* Record list *
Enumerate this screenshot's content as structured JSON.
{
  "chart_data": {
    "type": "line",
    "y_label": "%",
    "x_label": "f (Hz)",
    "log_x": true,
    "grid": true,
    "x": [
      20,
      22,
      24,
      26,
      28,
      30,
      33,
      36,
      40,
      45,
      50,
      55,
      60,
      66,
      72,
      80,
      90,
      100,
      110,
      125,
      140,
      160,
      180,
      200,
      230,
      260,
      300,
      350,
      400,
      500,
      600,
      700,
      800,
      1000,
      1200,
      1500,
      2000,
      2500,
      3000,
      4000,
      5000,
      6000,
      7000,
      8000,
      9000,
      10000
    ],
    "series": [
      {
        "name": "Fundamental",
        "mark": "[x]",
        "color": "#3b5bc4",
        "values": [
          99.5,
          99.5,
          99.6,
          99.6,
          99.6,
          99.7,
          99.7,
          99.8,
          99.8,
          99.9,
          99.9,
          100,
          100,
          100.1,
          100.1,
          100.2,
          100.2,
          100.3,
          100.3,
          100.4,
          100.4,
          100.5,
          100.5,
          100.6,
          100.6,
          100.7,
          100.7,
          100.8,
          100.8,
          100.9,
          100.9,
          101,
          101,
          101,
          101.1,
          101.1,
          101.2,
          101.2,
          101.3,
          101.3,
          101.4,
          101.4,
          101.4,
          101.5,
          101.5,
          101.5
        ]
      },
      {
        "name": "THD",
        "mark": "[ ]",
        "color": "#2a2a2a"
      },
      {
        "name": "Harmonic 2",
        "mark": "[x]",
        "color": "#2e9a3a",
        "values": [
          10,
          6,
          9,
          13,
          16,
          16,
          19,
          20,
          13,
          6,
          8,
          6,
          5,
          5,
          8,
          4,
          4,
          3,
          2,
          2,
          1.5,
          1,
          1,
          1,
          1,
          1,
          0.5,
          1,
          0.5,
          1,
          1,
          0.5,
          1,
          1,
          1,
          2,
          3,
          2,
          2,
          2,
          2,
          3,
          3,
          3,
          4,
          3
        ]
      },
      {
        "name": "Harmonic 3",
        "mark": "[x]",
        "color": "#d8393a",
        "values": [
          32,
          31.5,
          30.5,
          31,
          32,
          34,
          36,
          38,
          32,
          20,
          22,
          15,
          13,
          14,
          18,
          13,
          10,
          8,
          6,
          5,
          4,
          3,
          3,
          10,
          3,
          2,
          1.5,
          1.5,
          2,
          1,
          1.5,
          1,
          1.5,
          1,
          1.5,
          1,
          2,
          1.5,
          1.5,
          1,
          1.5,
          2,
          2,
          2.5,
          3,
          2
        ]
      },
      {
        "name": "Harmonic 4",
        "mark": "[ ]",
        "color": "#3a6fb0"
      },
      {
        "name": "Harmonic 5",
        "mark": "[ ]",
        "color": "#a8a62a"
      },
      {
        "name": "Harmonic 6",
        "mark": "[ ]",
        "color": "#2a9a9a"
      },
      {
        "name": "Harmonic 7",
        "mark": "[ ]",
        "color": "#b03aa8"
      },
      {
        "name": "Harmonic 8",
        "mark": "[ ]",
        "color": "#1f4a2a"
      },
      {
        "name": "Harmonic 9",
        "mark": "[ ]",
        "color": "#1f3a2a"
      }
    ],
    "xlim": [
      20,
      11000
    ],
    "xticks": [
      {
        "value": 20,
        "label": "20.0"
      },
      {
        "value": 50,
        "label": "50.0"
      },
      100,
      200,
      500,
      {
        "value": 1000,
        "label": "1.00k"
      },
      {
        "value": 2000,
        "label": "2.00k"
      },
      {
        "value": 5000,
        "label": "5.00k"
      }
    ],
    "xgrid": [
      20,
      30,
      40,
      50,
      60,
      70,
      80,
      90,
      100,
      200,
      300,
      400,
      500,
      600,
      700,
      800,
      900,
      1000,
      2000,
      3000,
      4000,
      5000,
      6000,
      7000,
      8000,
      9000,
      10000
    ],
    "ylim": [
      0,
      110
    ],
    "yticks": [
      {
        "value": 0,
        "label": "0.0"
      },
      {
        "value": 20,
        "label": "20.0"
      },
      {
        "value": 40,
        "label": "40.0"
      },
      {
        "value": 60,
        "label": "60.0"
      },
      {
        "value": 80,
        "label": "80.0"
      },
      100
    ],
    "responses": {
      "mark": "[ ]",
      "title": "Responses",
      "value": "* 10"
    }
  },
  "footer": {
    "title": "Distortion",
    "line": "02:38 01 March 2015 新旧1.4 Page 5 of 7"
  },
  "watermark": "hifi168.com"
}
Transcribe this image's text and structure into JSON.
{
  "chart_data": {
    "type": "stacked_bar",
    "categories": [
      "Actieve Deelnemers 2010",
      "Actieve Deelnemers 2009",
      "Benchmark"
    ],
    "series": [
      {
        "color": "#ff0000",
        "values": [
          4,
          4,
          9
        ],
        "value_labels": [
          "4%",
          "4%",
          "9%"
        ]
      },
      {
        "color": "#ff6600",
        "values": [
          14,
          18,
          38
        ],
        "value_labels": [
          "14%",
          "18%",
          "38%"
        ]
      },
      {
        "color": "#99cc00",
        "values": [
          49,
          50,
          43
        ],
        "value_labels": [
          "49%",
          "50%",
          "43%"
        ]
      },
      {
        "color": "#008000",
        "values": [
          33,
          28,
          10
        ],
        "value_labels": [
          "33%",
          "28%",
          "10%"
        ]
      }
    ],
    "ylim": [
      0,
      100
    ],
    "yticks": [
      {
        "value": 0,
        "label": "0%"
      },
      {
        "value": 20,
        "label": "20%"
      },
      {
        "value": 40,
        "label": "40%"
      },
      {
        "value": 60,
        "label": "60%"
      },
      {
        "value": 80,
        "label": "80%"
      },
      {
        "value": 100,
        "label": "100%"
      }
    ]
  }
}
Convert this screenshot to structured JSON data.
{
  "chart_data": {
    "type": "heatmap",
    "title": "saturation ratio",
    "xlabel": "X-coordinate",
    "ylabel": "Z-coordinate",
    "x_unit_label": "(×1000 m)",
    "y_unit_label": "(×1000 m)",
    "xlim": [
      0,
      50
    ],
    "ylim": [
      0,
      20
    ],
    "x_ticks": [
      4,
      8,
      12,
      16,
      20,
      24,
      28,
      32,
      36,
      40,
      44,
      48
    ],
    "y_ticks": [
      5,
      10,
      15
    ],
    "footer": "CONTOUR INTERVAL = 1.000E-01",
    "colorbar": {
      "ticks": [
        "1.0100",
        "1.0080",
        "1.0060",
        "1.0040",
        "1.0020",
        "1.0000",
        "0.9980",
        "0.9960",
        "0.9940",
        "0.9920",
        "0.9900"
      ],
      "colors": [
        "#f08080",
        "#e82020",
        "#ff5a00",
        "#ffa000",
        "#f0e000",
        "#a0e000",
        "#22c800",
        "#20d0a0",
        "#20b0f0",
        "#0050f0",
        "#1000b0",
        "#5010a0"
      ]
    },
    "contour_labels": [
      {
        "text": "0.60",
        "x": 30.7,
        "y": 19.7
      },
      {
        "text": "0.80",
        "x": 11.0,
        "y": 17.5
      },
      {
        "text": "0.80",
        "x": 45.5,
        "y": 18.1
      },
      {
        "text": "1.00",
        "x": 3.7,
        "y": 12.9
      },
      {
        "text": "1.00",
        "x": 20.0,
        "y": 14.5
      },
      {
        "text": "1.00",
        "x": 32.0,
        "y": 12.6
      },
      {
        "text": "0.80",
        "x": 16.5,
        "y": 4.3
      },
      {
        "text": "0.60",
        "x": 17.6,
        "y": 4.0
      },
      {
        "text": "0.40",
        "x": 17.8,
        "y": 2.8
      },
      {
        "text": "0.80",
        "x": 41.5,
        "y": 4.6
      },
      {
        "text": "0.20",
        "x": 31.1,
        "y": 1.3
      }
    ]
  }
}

* Short exercise *
Single out each line of the records above with the string "title" in it, and copy it.

* Exercise answer *
      "title": "Responses",
    "title": "Distortion",
    "title": "saturation ratio",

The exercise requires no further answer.